- _The task_: Pictures do not belong in the copy; transcribe everything else in the records exactly.

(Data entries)
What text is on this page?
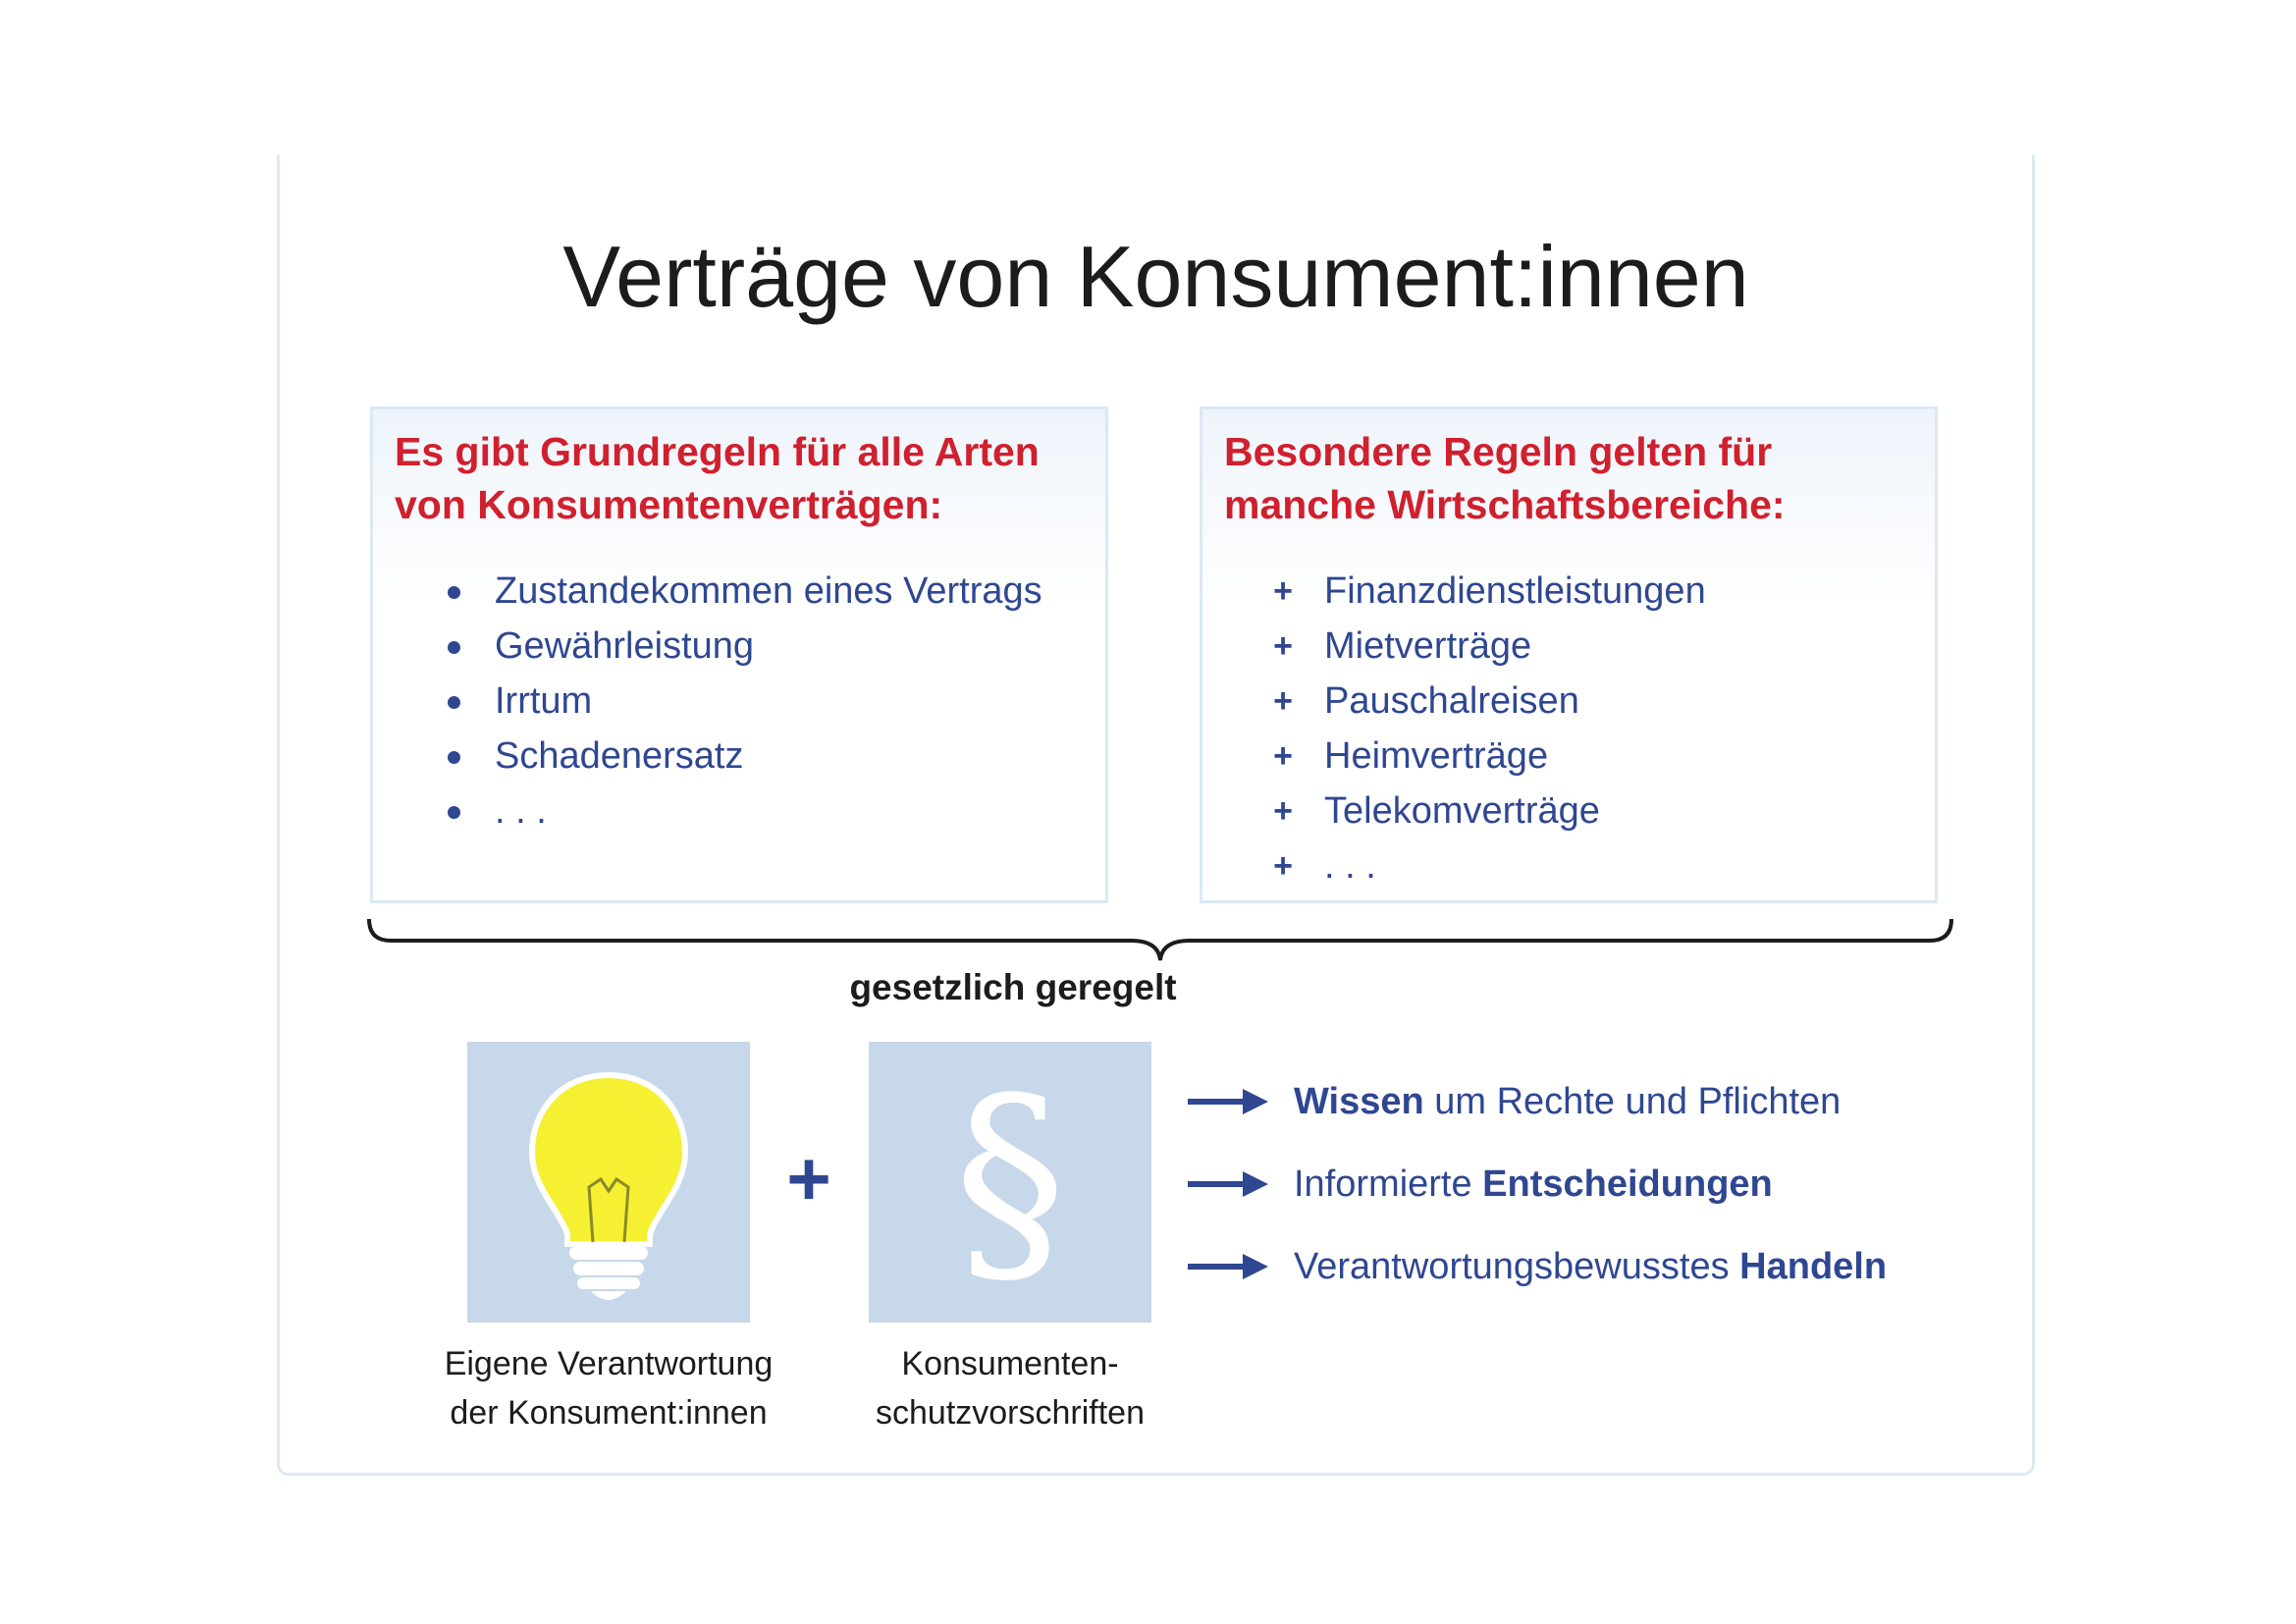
Verträge von Konsument:innen
Es gibt Grundregeln für alle Arten
von Konsumentenverträgen:
Zustandekommen eines Vertrags
Gewährleistung
Irrtum
Schadenersatz
. . .
Besondere Regeln gelten für
manche Wirtschaftsbereiche:
+ Finanzdienstleistungen
+ Mietverträge
+ Pauschalreisen
+ Heimverträge
+ Telekomverträge
+ . . .
gesetzlich geregelt
+ §
Eigene Verantwortung
der Konsument:innen
Konsumenten-
schutzvorschriften
Wissen um Rechte und Pflichten
Informierte Entscheidungen
Verantwortungsbewusstes Handeln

- _Exercise solution_:
What text is on this page?
Verträge von Konsument:innen
Es gibt Grundregeln für alle Arten
von Konsumentenverträgen:
Zustandekommen eines Vertrags
Gewährleistung
Irrtum
Schadenersatz
. . .
Besondere Regeln gelten für
manche Wirtschaftsbereiche:
+ Finanzdienstleistungen
+ Mietverträge
+ Pauschalreisen
+ Heimverträge
+ Telekomverträge
+ . . .
gesetzlich geregelt
+ §
Eigene Verantwortung
der Konsument:innen
Konsumenten-
schutzvorschriften
Wissen um Rechte und Pflichten
Informierte Entscheidungen
Verantwortungsbewusstes Handeln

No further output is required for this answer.